**DIRECTION:** Go through the listing beneath this task and return every line that carries the string "name".

**PROVIDED DATA:**
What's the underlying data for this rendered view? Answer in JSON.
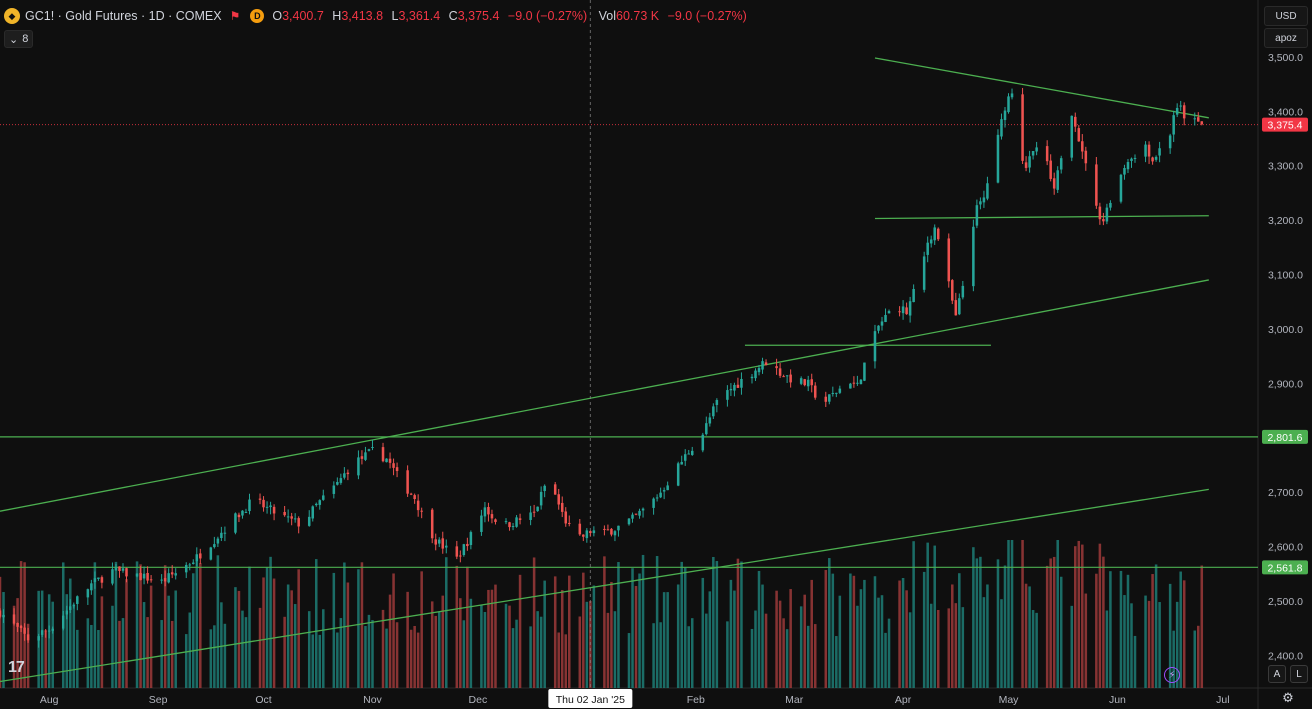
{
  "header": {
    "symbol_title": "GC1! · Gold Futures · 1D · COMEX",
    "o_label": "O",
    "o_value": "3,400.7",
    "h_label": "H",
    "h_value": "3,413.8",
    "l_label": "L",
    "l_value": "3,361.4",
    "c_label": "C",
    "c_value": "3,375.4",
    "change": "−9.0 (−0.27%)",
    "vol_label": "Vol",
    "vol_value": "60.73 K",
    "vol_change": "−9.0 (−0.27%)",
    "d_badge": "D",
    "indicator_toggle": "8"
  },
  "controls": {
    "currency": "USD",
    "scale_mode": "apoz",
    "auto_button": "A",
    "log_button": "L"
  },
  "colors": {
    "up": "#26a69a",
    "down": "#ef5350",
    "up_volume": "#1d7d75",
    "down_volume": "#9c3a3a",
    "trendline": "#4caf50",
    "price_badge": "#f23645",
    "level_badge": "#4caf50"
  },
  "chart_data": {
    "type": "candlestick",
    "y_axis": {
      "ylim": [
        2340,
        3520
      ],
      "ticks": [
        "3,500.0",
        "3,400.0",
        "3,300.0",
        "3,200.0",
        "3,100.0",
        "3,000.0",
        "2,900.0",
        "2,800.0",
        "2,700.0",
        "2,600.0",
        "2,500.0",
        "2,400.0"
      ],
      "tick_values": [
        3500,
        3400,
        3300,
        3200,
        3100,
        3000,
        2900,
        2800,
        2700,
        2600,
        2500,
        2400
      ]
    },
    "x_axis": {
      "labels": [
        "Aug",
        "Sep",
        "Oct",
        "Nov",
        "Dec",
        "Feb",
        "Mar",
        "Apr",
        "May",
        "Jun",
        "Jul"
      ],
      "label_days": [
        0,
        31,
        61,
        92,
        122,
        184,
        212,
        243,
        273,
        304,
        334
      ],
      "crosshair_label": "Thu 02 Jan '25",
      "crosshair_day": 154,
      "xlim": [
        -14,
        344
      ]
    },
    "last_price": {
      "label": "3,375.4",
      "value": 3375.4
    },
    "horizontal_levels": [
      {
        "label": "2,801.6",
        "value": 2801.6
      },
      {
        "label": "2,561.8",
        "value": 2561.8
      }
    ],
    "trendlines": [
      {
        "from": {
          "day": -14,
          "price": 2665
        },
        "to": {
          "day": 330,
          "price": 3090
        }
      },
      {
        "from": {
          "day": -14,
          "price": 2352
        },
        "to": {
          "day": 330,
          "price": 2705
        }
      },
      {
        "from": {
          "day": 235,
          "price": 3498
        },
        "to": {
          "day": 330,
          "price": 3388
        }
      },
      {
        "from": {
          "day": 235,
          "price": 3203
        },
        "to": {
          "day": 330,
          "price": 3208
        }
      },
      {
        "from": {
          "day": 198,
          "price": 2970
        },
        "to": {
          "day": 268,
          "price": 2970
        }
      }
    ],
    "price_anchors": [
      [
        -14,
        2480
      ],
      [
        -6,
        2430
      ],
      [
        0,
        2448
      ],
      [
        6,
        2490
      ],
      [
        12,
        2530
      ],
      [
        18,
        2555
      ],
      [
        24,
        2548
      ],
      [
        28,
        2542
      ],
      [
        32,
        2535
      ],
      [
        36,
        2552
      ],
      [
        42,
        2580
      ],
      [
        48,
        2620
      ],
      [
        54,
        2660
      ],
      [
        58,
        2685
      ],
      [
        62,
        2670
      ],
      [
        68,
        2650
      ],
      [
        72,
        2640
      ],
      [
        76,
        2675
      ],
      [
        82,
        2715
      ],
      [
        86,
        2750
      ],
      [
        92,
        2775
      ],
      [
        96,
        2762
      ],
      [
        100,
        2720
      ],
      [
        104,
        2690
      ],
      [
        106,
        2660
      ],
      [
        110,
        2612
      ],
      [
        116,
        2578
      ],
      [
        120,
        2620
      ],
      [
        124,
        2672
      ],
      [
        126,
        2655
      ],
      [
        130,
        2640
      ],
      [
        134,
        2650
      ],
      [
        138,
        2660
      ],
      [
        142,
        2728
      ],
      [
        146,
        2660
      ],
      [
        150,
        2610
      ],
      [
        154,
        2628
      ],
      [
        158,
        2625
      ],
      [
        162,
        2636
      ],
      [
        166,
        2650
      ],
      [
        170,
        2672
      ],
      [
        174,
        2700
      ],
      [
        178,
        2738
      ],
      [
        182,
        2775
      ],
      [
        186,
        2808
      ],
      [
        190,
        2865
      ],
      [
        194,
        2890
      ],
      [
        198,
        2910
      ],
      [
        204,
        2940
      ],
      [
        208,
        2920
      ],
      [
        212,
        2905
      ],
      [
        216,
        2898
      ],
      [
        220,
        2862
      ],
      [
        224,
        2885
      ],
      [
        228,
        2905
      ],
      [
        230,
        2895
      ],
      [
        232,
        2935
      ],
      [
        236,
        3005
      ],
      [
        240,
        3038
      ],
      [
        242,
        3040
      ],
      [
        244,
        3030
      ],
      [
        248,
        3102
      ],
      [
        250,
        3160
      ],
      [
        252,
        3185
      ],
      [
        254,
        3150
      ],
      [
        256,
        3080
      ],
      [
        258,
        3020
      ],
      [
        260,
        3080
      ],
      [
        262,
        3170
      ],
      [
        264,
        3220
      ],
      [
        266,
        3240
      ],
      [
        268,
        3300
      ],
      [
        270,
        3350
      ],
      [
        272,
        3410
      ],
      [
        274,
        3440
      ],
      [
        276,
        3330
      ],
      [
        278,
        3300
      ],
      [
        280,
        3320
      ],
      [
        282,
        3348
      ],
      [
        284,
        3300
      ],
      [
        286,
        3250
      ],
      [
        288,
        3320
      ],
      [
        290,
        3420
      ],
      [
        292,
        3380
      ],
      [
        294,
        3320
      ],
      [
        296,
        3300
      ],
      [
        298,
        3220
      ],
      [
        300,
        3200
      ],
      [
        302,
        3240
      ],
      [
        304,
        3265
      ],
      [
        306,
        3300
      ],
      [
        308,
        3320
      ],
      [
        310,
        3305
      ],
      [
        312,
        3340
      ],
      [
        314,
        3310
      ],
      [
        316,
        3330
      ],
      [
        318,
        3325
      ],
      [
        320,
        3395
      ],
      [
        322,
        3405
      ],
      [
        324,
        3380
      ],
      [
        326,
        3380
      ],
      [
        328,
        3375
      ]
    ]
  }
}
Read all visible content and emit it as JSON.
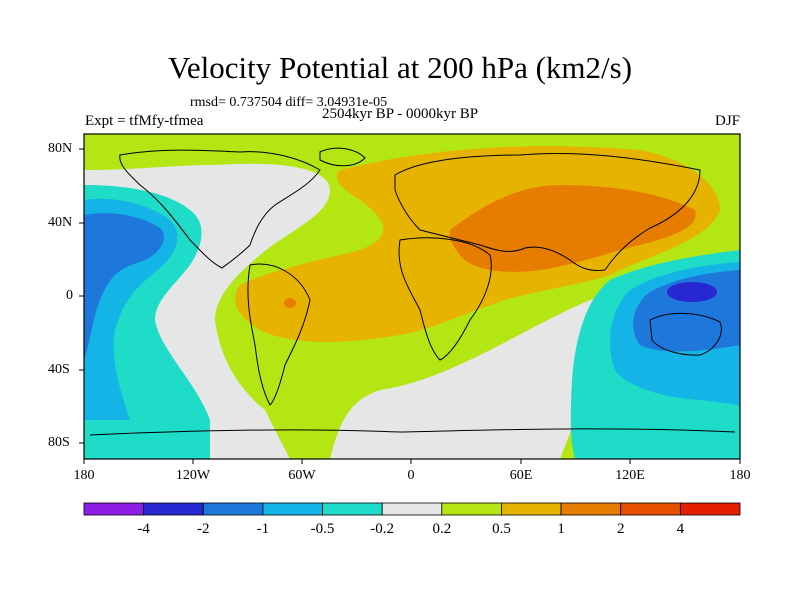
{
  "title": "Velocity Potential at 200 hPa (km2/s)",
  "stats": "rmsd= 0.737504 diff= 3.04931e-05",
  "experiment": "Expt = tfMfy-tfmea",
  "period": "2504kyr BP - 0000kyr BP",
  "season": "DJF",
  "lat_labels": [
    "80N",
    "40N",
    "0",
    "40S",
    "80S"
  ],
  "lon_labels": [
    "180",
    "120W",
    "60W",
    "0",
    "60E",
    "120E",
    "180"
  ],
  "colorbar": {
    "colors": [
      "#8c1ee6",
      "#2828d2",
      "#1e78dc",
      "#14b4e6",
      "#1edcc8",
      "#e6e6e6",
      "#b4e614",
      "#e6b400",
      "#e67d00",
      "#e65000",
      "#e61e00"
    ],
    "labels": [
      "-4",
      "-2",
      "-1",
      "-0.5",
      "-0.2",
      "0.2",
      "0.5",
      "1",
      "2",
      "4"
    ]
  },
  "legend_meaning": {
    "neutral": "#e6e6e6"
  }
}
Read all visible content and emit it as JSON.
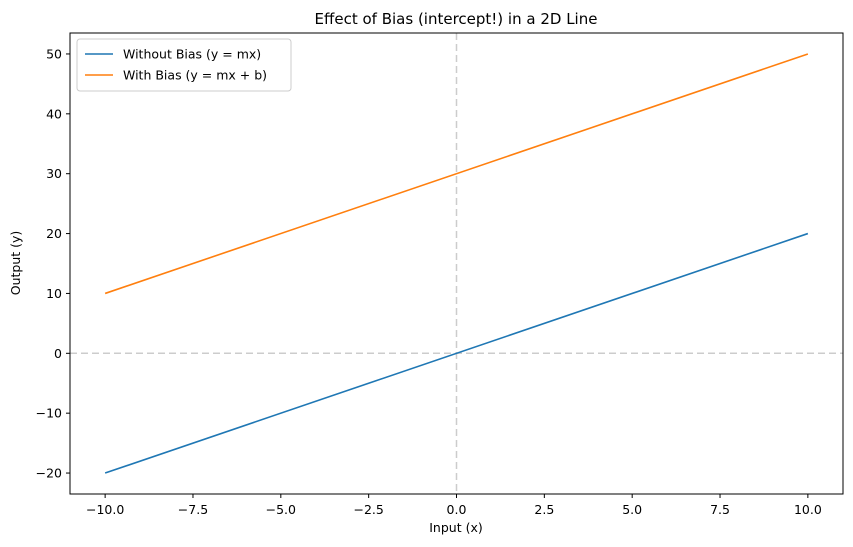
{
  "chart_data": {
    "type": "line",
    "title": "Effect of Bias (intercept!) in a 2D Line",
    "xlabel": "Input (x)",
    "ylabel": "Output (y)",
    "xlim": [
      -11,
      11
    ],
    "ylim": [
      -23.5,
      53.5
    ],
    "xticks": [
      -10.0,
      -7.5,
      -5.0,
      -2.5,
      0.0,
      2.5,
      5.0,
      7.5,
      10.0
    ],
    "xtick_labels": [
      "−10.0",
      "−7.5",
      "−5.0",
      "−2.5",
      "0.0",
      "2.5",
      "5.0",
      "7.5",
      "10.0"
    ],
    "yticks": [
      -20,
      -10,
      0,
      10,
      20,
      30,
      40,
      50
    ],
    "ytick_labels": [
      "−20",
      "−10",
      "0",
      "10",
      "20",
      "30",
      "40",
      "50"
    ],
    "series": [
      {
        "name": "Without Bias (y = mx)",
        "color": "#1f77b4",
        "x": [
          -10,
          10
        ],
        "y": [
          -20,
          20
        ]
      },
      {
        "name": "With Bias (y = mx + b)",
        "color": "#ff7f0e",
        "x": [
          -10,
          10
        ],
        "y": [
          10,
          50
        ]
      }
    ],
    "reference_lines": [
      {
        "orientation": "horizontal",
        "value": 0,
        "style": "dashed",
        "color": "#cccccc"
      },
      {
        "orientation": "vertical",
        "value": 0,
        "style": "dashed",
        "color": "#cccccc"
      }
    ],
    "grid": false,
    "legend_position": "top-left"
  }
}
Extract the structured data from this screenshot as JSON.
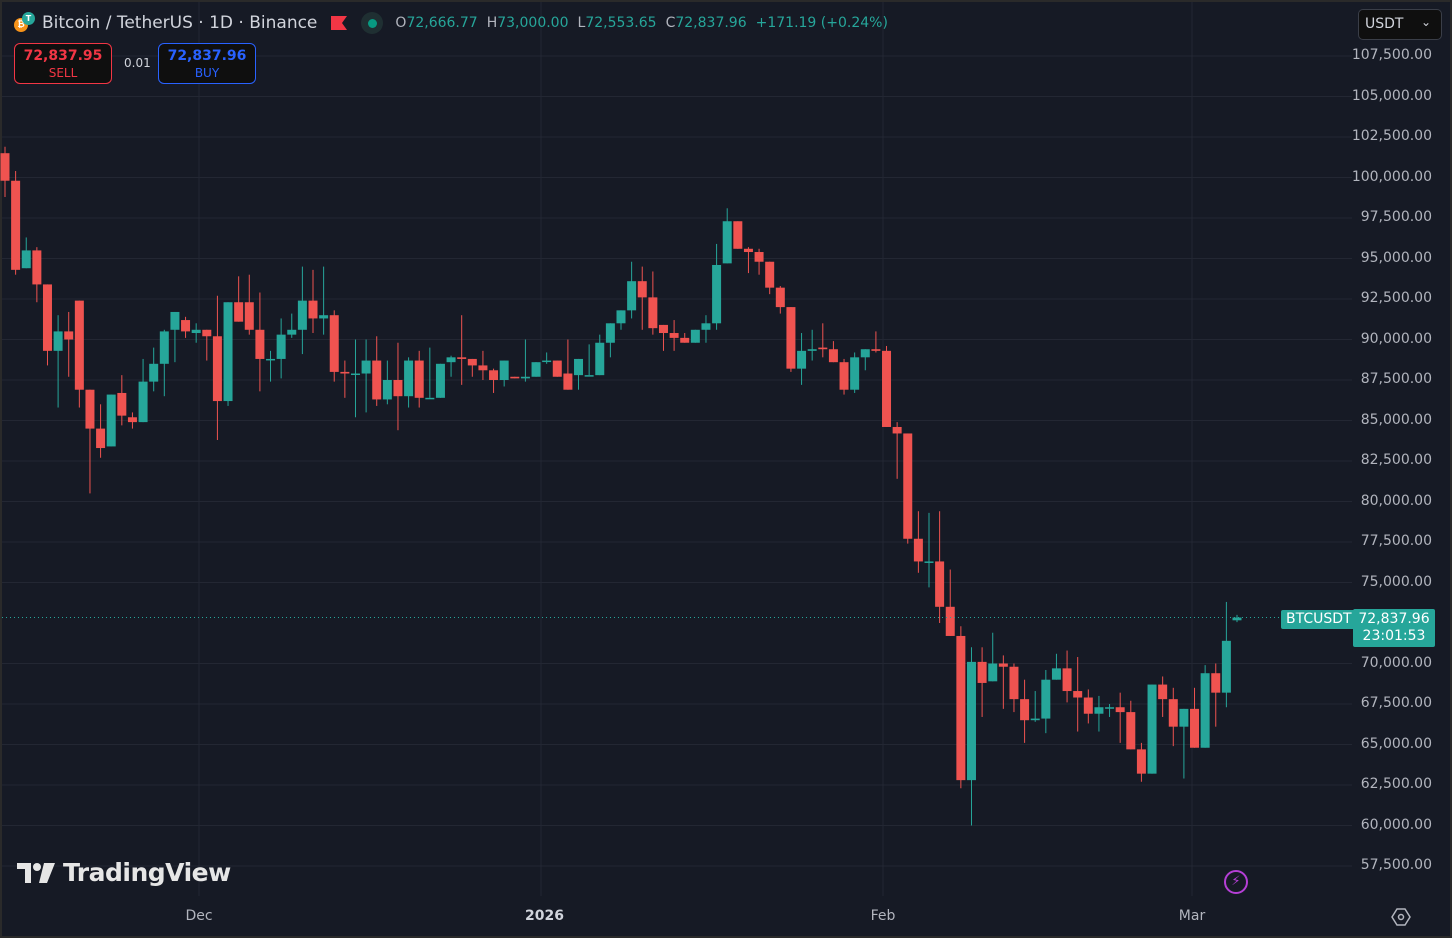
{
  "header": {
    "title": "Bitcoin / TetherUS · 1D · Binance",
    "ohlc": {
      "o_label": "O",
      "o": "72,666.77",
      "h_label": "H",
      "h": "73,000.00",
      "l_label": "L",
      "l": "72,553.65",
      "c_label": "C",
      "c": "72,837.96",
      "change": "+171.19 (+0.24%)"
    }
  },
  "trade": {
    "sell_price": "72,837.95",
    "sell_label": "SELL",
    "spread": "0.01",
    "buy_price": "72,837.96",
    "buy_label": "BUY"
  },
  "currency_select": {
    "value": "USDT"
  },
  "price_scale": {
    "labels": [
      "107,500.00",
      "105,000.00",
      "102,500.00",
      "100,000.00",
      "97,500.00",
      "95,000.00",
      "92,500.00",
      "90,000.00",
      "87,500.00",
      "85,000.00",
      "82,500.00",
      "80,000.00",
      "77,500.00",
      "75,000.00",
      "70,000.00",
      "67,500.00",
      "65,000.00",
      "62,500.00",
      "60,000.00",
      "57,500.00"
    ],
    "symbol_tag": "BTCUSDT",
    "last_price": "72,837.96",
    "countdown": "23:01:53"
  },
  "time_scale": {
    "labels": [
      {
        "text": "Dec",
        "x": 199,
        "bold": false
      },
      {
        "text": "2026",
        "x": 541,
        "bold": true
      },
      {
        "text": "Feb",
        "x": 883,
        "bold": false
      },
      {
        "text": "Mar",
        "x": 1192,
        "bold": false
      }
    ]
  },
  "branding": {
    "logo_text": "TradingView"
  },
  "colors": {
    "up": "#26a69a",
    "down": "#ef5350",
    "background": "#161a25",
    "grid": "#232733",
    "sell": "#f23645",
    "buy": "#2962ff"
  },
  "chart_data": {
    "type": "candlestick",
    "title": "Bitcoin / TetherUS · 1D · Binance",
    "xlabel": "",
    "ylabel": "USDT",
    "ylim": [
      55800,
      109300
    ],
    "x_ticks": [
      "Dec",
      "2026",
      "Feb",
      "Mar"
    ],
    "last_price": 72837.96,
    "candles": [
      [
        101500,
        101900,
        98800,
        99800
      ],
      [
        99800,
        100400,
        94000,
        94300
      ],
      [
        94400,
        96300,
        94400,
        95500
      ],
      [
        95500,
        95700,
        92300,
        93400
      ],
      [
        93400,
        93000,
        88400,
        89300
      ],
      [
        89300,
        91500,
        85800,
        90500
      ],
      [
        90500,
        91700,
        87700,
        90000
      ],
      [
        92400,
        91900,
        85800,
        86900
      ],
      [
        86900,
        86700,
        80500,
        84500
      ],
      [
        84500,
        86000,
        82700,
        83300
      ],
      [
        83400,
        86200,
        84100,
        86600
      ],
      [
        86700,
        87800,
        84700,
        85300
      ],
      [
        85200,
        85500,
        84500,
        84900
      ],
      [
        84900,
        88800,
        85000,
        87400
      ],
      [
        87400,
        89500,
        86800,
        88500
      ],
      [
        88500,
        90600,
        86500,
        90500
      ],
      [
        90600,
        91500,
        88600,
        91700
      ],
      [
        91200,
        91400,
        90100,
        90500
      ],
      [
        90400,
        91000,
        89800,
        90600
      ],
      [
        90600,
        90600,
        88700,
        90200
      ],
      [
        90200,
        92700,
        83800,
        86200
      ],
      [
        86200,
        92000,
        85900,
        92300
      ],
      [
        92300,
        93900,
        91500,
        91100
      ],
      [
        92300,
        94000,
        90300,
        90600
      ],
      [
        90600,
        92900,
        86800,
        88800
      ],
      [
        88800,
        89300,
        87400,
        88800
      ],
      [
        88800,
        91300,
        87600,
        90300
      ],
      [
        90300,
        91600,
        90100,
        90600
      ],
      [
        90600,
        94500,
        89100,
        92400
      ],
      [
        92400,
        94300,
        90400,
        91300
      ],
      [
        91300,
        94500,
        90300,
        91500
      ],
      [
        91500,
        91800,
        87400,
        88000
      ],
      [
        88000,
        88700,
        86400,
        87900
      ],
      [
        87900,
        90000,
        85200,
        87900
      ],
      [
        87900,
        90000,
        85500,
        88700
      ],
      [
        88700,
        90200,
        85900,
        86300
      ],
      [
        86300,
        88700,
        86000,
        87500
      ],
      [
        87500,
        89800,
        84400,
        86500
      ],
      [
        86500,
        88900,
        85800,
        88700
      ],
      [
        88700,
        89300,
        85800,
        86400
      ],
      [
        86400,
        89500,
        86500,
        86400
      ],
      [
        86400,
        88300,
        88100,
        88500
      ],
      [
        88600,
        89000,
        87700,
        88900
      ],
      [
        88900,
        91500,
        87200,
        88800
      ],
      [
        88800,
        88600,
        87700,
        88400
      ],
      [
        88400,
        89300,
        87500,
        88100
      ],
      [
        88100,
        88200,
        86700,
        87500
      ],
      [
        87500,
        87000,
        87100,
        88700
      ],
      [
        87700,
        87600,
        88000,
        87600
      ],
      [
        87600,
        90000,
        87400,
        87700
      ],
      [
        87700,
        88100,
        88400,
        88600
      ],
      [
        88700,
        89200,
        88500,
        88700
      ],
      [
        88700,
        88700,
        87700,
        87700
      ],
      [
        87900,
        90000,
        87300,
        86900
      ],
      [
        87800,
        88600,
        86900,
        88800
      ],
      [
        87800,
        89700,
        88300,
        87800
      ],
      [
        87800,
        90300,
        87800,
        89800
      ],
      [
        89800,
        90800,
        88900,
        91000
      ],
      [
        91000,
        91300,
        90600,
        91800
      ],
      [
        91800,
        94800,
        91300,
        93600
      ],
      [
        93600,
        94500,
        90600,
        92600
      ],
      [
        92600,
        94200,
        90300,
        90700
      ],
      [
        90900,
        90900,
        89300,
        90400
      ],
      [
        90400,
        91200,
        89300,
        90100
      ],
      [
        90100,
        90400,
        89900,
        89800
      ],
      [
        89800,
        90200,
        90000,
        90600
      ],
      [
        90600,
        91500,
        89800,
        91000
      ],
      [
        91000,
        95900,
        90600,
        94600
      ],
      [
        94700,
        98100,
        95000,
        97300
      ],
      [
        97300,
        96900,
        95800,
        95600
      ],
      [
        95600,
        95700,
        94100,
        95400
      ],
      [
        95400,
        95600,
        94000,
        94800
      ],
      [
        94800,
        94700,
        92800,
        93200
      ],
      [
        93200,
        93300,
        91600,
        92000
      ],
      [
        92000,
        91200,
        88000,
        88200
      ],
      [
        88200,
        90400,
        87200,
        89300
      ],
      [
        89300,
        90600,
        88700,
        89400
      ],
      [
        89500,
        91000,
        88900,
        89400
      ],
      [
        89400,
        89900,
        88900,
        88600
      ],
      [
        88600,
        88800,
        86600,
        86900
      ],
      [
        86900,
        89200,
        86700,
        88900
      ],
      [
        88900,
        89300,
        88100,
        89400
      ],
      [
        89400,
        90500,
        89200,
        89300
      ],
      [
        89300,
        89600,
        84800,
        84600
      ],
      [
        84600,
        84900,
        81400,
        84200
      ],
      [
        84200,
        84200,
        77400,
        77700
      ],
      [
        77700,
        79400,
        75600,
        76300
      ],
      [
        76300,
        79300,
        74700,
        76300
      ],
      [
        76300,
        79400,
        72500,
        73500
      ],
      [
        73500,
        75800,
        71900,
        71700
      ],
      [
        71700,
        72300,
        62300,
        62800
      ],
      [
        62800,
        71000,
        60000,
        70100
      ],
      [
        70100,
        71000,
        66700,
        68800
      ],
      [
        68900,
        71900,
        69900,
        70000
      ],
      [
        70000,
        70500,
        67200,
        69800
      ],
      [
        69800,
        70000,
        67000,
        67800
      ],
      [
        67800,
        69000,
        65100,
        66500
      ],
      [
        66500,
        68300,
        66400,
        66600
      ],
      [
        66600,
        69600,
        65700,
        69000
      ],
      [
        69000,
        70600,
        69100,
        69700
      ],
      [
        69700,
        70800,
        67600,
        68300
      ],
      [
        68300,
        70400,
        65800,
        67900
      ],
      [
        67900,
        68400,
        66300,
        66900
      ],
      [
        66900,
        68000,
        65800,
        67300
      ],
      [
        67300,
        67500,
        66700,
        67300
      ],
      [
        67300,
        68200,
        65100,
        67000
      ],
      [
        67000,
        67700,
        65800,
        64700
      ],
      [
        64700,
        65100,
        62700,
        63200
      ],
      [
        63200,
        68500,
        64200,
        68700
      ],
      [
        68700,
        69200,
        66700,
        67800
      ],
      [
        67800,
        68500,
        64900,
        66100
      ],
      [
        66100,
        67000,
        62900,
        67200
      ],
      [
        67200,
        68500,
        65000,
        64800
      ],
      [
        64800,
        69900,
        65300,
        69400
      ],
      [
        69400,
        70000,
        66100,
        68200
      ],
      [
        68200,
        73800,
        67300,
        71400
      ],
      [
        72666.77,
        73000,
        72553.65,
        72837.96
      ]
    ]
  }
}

**FINISHED TASK:**
        "name": "Without Bias (y = mx)",
        "name": "With Bias (y = mx + b)",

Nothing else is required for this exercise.